Dataset items
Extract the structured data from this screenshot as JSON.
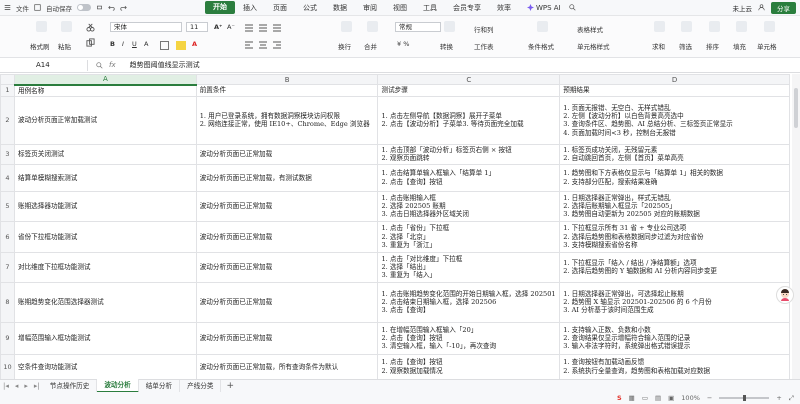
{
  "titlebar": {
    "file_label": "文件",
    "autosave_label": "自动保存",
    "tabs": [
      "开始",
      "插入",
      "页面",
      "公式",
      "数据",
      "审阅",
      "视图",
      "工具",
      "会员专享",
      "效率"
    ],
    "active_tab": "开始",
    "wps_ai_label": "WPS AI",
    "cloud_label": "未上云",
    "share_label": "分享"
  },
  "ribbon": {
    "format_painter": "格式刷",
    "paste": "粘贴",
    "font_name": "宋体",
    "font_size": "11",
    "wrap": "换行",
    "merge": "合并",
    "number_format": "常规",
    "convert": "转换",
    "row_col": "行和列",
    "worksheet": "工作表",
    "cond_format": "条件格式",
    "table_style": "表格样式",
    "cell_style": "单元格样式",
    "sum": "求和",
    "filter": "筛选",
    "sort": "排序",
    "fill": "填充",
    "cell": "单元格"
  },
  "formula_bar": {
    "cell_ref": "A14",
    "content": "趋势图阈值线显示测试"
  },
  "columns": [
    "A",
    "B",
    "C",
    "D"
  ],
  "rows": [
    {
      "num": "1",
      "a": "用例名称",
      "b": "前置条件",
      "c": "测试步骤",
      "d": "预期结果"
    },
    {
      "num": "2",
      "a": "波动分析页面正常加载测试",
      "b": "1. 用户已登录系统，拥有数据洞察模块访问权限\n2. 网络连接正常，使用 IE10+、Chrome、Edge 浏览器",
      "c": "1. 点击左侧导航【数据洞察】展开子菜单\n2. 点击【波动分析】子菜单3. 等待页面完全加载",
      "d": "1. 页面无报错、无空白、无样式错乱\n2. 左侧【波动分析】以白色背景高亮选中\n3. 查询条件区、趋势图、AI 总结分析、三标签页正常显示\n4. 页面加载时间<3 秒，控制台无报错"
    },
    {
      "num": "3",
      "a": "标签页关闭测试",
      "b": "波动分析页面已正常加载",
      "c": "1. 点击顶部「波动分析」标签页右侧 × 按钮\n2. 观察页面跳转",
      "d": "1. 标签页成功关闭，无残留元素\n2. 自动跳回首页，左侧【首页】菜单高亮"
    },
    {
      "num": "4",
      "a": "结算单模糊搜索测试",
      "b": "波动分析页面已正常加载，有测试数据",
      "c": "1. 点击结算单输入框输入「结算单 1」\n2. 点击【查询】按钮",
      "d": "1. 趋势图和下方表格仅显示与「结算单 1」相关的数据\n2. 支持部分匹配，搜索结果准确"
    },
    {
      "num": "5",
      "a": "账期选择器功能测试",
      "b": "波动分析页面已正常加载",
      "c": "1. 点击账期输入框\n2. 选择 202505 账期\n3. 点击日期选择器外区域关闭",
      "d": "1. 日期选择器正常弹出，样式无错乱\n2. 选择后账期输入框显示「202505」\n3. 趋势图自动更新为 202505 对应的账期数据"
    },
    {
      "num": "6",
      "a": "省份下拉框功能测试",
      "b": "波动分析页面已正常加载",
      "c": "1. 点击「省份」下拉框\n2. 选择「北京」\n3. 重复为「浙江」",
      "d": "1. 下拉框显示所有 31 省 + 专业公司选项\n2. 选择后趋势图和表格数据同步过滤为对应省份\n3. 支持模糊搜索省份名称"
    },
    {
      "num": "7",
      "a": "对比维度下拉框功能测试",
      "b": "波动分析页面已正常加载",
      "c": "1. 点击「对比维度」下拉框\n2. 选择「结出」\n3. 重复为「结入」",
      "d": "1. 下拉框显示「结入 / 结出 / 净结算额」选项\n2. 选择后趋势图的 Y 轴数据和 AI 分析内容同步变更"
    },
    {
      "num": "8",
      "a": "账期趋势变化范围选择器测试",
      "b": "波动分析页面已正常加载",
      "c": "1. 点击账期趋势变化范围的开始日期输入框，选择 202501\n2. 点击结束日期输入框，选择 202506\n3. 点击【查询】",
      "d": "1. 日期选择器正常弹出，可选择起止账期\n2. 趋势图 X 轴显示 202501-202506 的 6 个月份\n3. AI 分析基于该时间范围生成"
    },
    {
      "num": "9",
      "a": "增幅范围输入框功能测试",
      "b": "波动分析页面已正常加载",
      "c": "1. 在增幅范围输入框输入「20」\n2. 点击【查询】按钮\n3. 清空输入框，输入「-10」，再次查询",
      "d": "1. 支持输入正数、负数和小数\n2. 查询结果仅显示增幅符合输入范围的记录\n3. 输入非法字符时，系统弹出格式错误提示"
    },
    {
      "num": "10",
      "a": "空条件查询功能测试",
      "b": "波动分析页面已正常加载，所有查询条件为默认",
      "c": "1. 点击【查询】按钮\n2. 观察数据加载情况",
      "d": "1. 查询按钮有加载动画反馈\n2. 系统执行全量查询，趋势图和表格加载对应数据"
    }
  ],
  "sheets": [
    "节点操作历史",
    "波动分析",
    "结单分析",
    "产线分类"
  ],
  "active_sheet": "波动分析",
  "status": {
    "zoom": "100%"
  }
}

STATED EXERCISE:
Give the data above again in full and unchanged, skipping the pictures.

TASK RESPONSE:
Extract the structured data from this screenshot as JSON.
{
  "titlebar": {
    "file_label": "文件",
    "autosave_label": "自动保存",
    "tabs": [
      "开始",
      "插入",
      "页面",
      "公式",
      "数据",
      "审阅",
      "视图",
      "工具",
      "会员专享",
      "效率"
    ],
    "active_tab": "开始",
    "wps_ai_label": "WPS AI",
    "cloud_label": "未上云",
    "share_label": "分享"
  },
  "ribbon": {
    "format_painter": "格式刷",
    "paste": "粘贴",
    "font_name": "宋体",
    "font_size": "11",
    "wrap": "换行",
    "merge": "合并",
    "number_format": "常规",
    "convert": "转换",
    "row_col": "行和列",
    "worksheet": "工作表",
    "cond_format": "条件格式",
    "table_style": "表格样式",
    "cell_style": "单元格样式",
    "sum": "求和",
    "filter": "筛选",
    "sort": "排序",
    "fill": "填充",
    "cell": "单元格"
  },
  "formula_bar": {
    "cell_ref": "A14",
    "content": "趋势图阈值线显示测试"
  },
  "columns": [
    "A",
    "B",
    "C",
    "D"
  ],
  "rows": [
    {
      "num": "1",
      "a": "用例名称",
      "b": "前置条件",
      "c": "测试步骤",
      "d": "预期结果"
    },
    {
      "num": "2",
      "a": "波动分析页面正常加载测试",
      "b": "1. 用户已登录系统，拥有数据洞察模块访问权限\n2. 网络连接正常，使用 IE10+、Chrome、Edge 浏览器",
      "c": "1. 点击左侧导航【数据洞察】展开子菜单\n2. 点击【波动分析】子菜单3. 等待页面完全加载",
      "d": "1. 页面无报错、无空白、无样式错乱\n2. 左侧【波动分析】以白色背景高亮选中\n3. 查询条件区、趋势图、AI 总结分析、三标签页正常显示\n4. 页面加载时间<3 秒，控制台无报错"
    },
    {
      "num": "3",
      "a": "标签页关闭测试",
      "b": "波动分析页面已正常加载",
      "c": "1. 点击顶部「波动分析」标签页右侧 × 按钮\n2. 观察页面跳转",
      "d": "1. 标签页成功关闭，无残留元素\n2. 自动跳回首页，左侧【首页】菜单高亮"
    },
    {
      "num": "4",
      "a": "结算单模糊搜索测试",
      "b": "波动分析页面已正常加载，有测试数据",
      "c": "1. 点击结算单输入框输入「结算单 1」\n2. 点击【查询】按钮",
      "d": "1. 趋势图和下方表格仅显示与「结算单 1」相关的数据\n2. 支持部分匹配，搜索结果准确"
    },
    {
      "num": "5",
      "a": "账期选择器功能测试",
      "b": "波动分析页面已正常加载",
      "c": "1. 点击账期输入框\n2. 选择 202505 账期\n3. 点击日期选择器外区域关闭",
      "d": "1. 日期选择器正常弹出，样式无错乱\n2. 选择后账期输入框显示「202505」\n3. 趋势图自动更新为 202505 对应的账期数据"
    },
    {
      "num": "6",
      "a": "省份下拉框功能测试",
      "b": "波动分析页面已正常加载",
      "c": "1. 点击「省份」下拉框\n2. 选择「北京」\n3. 重复为「浙江」",
      "d": "1. 下拉框显示所有 31 省 + 专业公司选项\n2. 选择后趋势图和表格数据同步过滤为对应省份\n3. 支持模糊搜索省份名称"
    },
    {
      "num": "7",
      "a": "对比维度下拉框功能测试",
      "b": "波动分析页面已正常加载",
      "c": "1. 点击「对比维度」下拉框\n2. 选择「结出」\n3. 重复为「结入」",
      "d": "1. 下拉框显示「结入 / 结出 / 净结算额」选项\n2. 选择后趋势图的 Y 轴数据和 AI 分析内容同步变更"
    },
    {
      "num": "8",
      "a": "账期趋势变化范围选择器测试",
      "b": "波动分析页面已正常加载",
      "c": "1. 点击账期趋势变化范围的开始日期输入框，选择 202501\n2. 点击结束日期输入框，选择 202506\n3. 点击【查询】",
      "d": "1. 日期选择器正常弹出，可选择起止账期\n2. 趋势图 X 轴显示 202501-202506 的 6 个月份\n3. AI 分析基于该时间范围生成"
    },
    {
      "num": "9",
      "a": "增幅范围输入框功能测试",
      "b": "波动分析页面已正常加载",
      "c": "1. 在增幅范围输入框输入「20」\n2. 点击【查询】按钮\n3. 清空输入框，输入「-10」，再次查询",
      "d": "1. 支持输入正数、负数和小数\n2. 查询结果仅显示增幅符合输入范围的记录\n3. 输入非法字符时，系统弹出格式错误提示"
    },
    {
      "num": "10",
      "a": "空条件查询功能测试",
      "b": "波动分析页面已正常加载，所有查询条件为默认",
      "c": "1. 点击【查询】按钮\n2. 观察数据加载情况",
      "d": "1. 查询按钮有加载动画反馈\n2. 系统执行全量查询，趋势图和表格加载对应数据"
    }
  ],
  "sheets": [
    "节点操作历史",
    "波动分析",
    "结单分析",
    "产线分类"
  ],
  "active_sheet": "波动分析",
  "status": {
    "zoom": "100%"
  }
}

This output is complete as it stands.